## Begin
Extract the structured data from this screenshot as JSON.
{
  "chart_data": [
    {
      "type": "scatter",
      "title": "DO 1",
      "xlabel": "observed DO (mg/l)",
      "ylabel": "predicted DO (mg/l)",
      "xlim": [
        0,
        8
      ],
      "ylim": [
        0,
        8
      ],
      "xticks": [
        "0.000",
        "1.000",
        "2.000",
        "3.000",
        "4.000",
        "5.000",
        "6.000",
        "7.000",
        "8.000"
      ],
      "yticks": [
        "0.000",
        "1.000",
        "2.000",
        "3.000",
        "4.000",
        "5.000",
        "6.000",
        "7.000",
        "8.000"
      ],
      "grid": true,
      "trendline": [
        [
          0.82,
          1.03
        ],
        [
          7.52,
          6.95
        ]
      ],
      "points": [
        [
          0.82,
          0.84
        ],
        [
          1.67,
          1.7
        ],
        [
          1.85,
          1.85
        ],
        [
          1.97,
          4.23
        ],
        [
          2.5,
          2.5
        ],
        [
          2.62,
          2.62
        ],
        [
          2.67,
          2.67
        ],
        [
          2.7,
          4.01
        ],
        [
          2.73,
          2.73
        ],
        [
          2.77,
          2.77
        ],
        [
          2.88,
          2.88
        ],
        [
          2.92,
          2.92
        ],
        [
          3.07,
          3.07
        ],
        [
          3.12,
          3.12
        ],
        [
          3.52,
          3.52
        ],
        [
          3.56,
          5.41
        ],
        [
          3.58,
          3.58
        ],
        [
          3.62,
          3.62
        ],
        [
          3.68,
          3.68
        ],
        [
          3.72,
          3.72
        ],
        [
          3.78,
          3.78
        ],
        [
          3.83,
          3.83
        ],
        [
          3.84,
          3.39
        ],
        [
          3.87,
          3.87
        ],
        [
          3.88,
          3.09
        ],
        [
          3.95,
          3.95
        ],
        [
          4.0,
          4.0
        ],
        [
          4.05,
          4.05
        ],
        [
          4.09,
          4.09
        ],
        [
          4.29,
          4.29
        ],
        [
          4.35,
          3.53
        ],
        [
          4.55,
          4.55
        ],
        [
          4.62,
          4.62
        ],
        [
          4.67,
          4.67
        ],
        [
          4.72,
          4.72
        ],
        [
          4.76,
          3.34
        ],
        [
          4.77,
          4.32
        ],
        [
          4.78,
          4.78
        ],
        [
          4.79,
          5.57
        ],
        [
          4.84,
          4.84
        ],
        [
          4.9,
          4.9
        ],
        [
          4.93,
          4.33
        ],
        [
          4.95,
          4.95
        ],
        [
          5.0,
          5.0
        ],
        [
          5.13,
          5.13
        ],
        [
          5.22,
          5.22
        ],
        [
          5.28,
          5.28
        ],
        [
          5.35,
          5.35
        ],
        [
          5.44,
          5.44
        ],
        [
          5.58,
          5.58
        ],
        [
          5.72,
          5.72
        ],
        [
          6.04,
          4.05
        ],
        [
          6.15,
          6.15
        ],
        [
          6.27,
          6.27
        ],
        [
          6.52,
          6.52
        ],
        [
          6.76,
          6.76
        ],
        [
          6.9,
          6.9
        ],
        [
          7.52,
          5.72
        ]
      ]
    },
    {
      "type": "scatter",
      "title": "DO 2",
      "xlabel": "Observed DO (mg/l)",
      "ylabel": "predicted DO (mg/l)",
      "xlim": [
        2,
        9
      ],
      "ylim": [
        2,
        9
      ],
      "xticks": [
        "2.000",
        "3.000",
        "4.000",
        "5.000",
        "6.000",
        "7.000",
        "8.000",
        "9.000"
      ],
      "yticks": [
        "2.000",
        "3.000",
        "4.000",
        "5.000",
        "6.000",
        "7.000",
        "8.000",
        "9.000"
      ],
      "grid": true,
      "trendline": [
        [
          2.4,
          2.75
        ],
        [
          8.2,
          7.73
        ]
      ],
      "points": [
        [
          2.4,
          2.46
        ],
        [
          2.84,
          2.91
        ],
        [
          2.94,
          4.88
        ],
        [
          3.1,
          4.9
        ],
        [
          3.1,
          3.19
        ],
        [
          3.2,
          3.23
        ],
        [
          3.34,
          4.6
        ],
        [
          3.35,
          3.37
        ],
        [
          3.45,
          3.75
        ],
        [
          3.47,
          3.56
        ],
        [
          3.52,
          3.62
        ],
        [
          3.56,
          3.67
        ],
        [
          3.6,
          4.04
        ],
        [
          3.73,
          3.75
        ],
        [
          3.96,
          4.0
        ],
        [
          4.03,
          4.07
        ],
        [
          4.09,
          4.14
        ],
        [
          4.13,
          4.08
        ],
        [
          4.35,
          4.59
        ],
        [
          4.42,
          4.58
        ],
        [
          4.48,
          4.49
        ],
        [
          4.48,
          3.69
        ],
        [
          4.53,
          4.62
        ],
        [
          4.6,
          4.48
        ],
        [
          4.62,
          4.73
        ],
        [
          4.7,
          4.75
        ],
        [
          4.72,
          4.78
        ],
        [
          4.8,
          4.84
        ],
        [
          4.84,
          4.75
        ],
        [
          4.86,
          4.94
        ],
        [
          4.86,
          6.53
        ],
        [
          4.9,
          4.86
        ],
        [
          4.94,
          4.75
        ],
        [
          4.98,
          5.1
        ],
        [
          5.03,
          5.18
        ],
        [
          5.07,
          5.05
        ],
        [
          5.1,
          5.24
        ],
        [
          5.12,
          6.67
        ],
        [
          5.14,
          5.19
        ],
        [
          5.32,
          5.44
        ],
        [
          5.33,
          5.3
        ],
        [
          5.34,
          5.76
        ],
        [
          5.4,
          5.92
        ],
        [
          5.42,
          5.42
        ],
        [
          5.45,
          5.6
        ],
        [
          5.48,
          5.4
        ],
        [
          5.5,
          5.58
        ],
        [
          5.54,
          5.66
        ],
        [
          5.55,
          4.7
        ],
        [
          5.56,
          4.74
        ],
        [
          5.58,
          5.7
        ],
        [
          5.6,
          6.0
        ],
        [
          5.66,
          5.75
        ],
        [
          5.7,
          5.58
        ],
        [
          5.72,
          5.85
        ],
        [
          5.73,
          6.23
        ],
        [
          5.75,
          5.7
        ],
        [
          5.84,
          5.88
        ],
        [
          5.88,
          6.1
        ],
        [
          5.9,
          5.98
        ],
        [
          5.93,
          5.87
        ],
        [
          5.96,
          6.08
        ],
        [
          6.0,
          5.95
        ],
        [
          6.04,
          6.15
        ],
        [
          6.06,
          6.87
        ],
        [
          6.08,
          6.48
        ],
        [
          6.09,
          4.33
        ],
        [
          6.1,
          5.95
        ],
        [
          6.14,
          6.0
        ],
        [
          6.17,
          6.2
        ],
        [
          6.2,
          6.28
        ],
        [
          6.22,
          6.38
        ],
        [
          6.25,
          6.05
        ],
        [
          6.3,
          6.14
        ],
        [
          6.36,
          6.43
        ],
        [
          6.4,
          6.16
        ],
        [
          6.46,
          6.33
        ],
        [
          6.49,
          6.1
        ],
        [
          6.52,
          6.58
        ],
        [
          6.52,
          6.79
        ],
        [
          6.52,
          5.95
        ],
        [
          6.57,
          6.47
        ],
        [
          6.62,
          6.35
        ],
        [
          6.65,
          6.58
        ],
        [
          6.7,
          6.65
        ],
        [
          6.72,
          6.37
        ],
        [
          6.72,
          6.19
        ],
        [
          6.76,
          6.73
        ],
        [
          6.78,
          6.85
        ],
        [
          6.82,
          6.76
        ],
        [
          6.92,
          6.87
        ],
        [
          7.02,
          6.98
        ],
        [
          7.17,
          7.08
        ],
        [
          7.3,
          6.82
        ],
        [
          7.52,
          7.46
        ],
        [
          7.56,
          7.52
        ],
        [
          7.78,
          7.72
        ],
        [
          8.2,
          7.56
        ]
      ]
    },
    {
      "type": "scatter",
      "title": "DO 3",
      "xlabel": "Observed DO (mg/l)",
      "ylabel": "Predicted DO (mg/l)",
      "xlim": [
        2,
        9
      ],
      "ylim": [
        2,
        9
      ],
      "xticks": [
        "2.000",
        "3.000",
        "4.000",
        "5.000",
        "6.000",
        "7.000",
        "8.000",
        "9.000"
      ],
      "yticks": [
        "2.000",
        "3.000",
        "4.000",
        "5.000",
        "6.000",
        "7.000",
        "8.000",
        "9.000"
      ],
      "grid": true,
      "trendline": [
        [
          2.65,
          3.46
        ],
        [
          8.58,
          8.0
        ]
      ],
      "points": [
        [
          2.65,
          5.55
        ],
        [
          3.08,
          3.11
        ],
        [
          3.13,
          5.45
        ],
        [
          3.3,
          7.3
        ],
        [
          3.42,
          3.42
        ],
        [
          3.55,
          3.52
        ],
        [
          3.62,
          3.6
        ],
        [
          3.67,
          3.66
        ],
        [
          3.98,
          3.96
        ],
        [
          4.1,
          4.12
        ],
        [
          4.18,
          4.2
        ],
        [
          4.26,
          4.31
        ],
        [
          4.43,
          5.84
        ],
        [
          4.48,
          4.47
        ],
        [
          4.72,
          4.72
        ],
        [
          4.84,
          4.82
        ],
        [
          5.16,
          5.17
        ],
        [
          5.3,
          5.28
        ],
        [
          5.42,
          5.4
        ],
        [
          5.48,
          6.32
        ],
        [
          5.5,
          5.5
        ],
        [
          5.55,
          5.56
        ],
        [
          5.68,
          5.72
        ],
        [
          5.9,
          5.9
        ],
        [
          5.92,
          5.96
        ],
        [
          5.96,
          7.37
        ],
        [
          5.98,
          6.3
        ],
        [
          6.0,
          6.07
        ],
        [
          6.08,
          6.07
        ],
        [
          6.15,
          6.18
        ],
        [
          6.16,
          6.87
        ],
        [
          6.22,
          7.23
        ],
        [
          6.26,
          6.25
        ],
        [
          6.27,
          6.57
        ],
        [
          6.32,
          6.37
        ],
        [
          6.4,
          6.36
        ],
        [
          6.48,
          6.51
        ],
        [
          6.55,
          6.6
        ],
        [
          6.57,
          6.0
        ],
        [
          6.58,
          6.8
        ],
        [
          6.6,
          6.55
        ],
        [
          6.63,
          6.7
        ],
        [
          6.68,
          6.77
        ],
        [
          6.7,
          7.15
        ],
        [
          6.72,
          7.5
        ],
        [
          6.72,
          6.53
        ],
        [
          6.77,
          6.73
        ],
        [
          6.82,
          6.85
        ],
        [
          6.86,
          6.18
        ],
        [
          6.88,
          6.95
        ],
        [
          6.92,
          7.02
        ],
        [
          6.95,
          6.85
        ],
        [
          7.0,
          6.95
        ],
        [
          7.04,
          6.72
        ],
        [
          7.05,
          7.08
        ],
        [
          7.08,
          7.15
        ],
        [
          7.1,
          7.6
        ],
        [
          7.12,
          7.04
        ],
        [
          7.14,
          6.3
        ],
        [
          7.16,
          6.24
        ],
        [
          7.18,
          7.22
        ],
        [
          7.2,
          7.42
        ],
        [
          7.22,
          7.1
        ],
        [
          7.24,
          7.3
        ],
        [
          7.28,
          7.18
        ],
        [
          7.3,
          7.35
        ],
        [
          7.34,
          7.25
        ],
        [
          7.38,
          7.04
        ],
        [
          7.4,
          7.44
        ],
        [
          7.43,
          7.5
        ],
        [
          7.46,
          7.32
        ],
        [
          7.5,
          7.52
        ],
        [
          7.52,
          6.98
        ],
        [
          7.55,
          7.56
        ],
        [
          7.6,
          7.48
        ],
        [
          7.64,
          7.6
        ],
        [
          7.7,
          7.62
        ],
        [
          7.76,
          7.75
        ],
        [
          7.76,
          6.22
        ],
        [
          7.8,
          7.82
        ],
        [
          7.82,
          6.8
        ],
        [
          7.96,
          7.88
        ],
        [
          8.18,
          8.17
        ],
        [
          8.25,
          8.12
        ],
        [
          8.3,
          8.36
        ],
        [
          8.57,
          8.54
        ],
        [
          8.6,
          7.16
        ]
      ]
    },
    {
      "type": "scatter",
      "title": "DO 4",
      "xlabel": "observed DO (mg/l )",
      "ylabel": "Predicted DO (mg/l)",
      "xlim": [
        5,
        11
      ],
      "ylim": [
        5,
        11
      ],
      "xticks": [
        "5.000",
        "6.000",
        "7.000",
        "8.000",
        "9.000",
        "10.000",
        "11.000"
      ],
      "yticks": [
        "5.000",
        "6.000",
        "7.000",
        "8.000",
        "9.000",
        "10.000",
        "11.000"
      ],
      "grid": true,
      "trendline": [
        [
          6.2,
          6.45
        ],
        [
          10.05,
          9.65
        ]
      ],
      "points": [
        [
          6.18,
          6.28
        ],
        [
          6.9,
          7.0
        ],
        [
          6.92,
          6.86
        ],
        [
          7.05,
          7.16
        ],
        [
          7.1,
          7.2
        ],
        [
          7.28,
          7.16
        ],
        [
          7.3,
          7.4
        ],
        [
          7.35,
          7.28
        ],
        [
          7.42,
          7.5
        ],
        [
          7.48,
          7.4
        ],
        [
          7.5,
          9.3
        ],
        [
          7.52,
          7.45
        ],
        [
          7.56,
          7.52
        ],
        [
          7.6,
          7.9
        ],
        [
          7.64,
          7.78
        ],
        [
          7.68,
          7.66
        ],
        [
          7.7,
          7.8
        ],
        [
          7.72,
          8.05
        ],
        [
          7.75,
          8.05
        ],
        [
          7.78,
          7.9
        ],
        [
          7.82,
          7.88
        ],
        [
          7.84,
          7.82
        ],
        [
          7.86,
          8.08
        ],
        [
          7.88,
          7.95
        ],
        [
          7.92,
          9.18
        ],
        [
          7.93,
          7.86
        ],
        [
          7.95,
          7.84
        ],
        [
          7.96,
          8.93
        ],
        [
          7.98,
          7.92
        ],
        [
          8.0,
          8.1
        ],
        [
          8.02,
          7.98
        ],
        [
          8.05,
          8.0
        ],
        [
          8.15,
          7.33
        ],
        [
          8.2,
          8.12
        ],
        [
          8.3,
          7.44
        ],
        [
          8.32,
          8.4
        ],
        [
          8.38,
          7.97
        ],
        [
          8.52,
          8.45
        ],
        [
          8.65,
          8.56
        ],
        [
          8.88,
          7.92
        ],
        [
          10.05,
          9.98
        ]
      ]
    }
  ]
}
## End
[Aim] How many of the lines above hold the word "title"? Give only that number.

[Problem solution] 4